* [EXERCISE REQUIREMENTS]: Your task is to copy every line of the entries that contains "Insights".

* [SOURCE RECORDS]:
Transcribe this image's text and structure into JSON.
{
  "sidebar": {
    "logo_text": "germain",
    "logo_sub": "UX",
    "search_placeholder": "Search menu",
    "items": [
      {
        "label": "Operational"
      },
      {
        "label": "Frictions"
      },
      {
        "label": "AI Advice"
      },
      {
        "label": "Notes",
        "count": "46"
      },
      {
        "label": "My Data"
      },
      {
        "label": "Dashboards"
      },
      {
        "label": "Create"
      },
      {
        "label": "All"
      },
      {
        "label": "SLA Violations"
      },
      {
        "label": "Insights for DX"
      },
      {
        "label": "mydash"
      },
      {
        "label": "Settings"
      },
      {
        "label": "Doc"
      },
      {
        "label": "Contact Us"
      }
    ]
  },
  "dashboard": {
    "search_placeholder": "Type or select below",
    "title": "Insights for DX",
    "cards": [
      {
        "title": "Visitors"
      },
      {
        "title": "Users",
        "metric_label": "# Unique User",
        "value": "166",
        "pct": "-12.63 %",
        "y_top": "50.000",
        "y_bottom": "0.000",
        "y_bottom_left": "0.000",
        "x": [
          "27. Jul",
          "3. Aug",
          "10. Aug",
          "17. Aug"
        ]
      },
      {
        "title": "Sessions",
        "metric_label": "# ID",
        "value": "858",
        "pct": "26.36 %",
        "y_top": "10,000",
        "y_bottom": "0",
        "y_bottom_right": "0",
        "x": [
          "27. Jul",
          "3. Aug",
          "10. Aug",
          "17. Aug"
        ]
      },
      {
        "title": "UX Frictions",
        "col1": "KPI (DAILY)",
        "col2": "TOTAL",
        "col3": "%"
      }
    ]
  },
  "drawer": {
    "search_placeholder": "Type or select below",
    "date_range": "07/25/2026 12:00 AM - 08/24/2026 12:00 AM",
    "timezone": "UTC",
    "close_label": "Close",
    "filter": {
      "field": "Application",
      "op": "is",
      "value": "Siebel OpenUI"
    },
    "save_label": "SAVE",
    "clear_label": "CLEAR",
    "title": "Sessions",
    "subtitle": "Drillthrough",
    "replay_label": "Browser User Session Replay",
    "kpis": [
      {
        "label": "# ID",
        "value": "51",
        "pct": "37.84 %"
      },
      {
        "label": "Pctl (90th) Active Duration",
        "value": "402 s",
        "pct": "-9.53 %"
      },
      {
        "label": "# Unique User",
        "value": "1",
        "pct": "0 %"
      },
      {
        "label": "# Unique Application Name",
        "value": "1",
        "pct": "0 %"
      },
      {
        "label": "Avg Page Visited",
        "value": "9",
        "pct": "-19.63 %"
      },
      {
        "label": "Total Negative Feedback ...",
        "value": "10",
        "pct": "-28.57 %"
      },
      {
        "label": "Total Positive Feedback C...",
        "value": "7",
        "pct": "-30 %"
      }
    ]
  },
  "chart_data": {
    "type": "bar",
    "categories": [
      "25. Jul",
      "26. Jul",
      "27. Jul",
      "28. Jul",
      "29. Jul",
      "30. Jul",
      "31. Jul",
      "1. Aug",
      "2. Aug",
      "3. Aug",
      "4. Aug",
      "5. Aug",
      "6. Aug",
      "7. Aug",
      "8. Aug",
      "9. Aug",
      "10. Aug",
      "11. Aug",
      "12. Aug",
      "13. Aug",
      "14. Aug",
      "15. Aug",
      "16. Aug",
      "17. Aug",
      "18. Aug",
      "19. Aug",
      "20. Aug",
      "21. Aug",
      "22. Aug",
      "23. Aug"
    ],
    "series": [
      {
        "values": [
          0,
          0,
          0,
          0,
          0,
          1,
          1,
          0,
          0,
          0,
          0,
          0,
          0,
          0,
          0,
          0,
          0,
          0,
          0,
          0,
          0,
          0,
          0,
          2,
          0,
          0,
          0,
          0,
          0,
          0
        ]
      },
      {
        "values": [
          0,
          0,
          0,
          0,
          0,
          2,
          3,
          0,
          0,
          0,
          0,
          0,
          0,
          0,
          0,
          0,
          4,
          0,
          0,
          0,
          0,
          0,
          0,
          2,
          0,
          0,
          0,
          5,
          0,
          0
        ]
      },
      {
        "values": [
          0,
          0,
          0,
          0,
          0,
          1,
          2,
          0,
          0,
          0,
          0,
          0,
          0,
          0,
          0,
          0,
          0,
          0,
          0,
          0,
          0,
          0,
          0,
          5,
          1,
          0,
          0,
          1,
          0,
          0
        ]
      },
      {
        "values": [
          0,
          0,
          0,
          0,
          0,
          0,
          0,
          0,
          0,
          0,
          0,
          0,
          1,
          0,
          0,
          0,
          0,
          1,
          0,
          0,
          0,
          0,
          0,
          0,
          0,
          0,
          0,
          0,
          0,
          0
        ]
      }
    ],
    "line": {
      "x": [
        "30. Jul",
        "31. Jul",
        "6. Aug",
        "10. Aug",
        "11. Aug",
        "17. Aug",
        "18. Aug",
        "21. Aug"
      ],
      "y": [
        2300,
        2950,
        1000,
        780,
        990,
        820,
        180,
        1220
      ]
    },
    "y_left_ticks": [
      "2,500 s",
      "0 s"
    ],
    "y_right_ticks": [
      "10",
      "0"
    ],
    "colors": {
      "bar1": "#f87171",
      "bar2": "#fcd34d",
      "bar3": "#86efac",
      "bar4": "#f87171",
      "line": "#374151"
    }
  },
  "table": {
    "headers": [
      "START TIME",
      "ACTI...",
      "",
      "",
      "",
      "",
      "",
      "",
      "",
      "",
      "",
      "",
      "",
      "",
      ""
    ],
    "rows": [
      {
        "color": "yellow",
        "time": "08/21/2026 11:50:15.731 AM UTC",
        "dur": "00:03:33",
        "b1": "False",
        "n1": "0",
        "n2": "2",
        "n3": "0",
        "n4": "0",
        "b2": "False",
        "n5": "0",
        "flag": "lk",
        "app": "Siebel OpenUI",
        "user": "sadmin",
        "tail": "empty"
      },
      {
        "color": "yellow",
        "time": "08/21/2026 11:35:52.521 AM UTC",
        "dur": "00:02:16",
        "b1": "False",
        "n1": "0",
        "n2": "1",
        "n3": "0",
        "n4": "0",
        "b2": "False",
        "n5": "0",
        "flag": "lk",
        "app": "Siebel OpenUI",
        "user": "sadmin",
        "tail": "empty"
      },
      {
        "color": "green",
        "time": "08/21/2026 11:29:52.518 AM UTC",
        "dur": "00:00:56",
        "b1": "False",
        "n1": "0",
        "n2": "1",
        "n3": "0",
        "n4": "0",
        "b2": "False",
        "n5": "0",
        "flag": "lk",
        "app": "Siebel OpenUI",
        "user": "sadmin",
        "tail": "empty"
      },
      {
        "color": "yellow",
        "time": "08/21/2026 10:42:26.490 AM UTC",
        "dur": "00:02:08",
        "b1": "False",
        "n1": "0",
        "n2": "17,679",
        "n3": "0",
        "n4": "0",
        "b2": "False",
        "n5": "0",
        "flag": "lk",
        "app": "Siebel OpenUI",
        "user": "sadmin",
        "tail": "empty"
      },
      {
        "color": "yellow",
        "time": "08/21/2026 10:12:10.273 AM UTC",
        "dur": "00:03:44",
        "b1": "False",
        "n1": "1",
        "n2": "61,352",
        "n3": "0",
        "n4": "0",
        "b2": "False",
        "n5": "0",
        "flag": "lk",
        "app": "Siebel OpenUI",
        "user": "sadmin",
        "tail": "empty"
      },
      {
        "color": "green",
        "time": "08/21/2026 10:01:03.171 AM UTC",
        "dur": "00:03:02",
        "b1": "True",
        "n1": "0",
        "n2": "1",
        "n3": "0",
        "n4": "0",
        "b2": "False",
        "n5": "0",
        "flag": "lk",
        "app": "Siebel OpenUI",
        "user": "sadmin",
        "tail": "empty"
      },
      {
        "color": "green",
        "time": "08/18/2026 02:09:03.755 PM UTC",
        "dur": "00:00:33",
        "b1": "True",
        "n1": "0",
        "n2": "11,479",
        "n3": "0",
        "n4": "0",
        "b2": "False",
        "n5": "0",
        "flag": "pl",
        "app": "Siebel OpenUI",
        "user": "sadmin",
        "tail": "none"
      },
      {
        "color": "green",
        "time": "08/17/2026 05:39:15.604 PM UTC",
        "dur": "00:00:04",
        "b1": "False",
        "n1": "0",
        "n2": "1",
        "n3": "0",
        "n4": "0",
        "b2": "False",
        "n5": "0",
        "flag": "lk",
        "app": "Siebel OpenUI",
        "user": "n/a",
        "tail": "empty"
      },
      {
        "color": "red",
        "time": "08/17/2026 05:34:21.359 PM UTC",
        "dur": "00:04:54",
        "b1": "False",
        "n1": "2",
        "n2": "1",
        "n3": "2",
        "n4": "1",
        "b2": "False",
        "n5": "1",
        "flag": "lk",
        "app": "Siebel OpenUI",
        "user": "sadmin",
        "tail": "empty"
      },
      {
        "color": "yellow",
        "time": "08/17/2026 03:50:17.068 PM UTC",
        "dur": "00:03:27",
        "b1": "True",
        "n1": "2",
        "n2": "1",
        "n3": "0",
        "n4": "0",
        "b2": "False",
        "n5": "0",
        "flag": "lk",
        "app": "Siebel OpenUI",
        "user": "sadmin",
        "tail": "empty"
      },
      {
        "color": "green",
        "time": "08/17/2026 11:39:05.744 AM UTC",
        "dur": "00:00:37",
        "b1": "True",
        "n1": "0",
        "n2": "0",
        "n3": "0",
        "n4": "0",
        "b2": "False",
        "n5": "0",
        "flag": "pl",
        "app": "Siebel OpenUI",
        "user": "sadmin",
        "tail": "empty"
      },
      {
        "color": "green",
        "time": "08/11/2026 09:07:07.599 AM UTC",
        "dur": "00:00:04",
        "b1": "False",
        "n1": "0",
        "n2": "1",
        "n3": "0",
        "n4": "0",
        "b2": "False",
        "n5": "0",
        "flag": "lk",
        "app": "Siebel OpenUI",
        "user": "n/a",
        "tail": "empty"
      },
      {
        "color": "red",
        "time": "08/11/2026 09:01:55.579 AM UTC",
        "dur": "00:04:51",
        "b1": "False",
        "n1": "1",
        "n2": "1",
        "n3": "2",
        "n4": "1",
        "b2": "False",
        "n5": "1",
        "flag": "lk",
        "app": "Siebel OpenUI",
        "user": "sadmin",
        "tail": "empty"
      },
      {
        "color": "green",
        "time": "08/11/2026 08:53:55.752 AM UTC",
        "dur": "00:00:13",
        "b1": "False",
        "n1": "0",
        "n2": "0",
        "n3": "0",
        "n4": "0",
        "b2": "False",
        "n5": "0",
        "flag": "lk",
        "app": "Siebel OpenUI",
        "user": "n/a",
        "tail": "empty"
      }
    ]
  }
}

* [SOLUTION TO THIS PROBLEM]:
        "label": "Insights for DX"
    "title": "Insights for DX",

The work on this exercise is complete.